TO BE DONE:
All of the records below should be output exactly.

RAW DATA:
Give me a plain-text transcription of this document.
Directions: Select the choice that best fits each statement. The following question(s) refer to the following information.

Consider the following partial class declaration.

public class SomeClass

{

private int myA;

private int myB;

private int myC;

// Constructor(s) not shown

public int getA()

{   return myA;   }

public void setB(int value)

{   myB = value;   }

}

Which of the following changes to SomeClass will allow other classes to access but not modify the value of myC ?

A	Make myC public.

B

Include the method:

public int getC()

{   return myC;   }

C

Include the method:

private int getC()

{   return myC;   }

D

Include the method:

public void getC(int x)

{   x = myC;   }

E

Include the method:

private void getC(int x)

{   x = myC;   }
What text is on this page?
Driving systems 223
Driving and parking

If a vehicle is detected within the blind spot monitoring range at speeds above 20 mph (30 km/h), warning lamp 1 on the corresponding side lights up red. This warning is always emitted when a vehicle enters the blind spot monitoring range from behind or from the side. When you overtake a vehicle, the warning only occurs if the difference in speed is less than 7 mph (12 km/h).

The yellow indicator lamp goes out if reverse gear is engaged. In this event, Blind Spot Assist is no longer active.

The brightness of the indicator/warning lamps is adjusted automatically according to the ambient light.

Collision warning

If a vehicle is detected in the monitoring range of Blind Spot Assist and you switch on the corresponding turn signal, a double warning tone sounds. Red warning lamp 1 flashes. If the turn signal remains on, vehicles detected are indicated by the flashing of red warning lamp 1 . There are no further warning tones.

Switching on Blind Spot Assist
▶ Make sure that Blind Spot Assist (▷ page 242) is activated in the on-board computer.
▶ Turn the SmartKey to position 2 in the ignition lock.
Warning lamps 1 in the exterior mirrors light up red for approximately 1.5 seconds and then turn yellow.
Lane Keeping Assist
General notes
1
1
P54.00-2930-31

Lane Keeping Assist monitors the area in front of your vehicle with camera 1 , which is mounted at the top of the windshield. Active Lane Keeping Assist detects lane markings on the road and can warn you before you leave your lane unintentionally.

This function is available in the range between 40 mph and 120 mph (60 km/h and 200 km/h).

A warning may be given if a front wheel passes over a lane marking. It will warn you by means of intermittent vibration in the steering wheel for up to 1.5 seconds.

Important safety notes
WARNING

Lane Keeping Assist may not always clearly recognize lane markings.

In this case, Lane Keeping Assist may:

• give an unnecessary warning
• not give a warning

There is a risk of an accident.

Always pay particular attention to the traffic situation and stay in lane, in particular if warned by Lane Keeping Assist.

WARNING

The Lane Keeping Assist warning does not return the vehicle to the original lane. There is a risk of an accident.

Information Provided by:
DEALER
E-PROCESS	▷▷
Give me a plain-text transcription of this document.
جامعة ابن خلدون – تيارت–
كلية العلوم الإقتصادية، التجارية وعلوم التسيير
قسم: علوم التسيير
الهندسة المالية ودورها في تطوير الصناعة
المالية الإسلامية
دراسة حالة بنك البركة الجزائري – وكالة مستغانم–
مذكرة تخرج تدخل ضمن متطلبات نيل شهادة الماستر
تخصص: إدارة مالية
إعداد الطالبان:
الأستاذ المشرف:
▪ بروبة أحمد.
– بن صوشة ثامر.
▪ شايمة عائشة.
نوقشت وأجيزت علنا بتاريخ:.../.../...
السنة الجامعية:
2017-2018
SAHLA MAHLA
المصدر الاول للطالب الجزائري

ANSWER FOR THIS EXERCISE:
Give me a plain-text transcription of this document.
Directions: Select the choice that best fits each statement. The following question(s) refer to the following information.

Consider the following partial class declaration.

public class SomeClass

{

private int myA;

private int myB;

private int myC;

// Constructor(s) not shown

public int getA()

{   return myA;   }

public void setB(int value)

{   myB = value;   }

}

Which of the following changes to SomeClass will allow other classes to access but not modify the value of myC ?

A	Make myC public.

B

Include the method:

public int getC()

{   return myC;   }

C

Include the method:

private int getC()

{   return myC;   }

D

Include the method:

public void getC(int x)

{   x = myC;   }

E

Include the method:

private void getC(int x)

{   x = myC;   }
What text is on this page?
Driving systems 223
Driving and parking

If a vehicle is detected within the blind spot monitoring range at speeds above 20 mph (30 km/h), warning lamp 1 on the corresponding side lights up red. This warning is always emitted when a vehicle enters the blind spot monitoring range from behind or from the side. When you overtake a vehicle, the warning only occurs if the difference in speed is less than 7 mph (12 km/h).

The yellow indicator lamp goes out if reverse gear is engaged. In this event, Blind Spot Assist is no longer active.

The brightness of the indicator/warning lamps is adjusted automatically according to the ambient light.

Collision warning

If a vehicle is detected in the monitoring range of Blind Spot Assist and you switch on the corresponding turn signal, a double warning tone sounds. Red warning lamp 1 flashes. If the turn signal remains on, vehicles detected are indicated by the flashing of red warning lamp 1 . There are no further warning tones.

Switching on Blind Spot Assist
▶ Make sure that Blind Spot Assist (▷ page 242) is activated in the on-board computer.
▶ Turn the SmartKey to position 2 in the ignition lock.
Warning lamps 1 in the exterior mirrors light up red for approximately 1.5 seconds and then turn yellow.
Lane Keeping Assist
General notes
1
1
P54.00-2930-31

Lane Keeping Assist monitors the area in front of your vehicle with camera 1 , which is mounted at the top of the windshield. Active Lane Keeping Assist detects lane markings on the road and can warn you before you leave your lane unintentionally.

This function is available in the range between 40 mph and 120 mph (60 km/h and 200 km/h).

A warning may be given if a front wheel passes over a lane marking. It will warn you by means of intermittent vibration in the steering wheel for up to 1.5 seconds.

Important safety notes
WARNING

Lane Keeping Assist may not always clearly recognize lane markings.

In this case, Lane Keeping Assist may:

• give an unnecessary warning
• not give a warning

There is a risk of an accident.

Always pay particular attention to the traffic situation and stay in lane, in particular if warned by Lane Keeping Assist.

WARNING

The Lane Keeping Assist warning does not return the vehicle to the original lane. There is a risk of an accident.

Information Provided by:
DEALER
E-PROCESS	▷▷
Give me a plain-text transcription of this document.
جامعة ابن خلدون – تيارت–
كلية العلوم الإقتصادية، التجارية وعلوم التسيير
قسم: علوم التسيير
الهندسة المالية ودورها في تطوير الصناعة
المالية الإسلامية
دراسة حالة بنك البركة الجزائري – وكالة مستغانم–
مذكرة تخرج تدخل ضمن متطلبات نيل شهادة الماستر
تخصص: إدارة مالية
إعداد الطالبان:
الأستاذ المشرف:
▪ بروبة أحمد.
– بن صوشة ثامر.
▪ شايمة عائشة.
نوقشت وأجيزت علنا بتاريخ:.../.../...
السنة الجامعية:
2017-2018
SAHLA MAHLA
المصدر الاول للطالب الجزائري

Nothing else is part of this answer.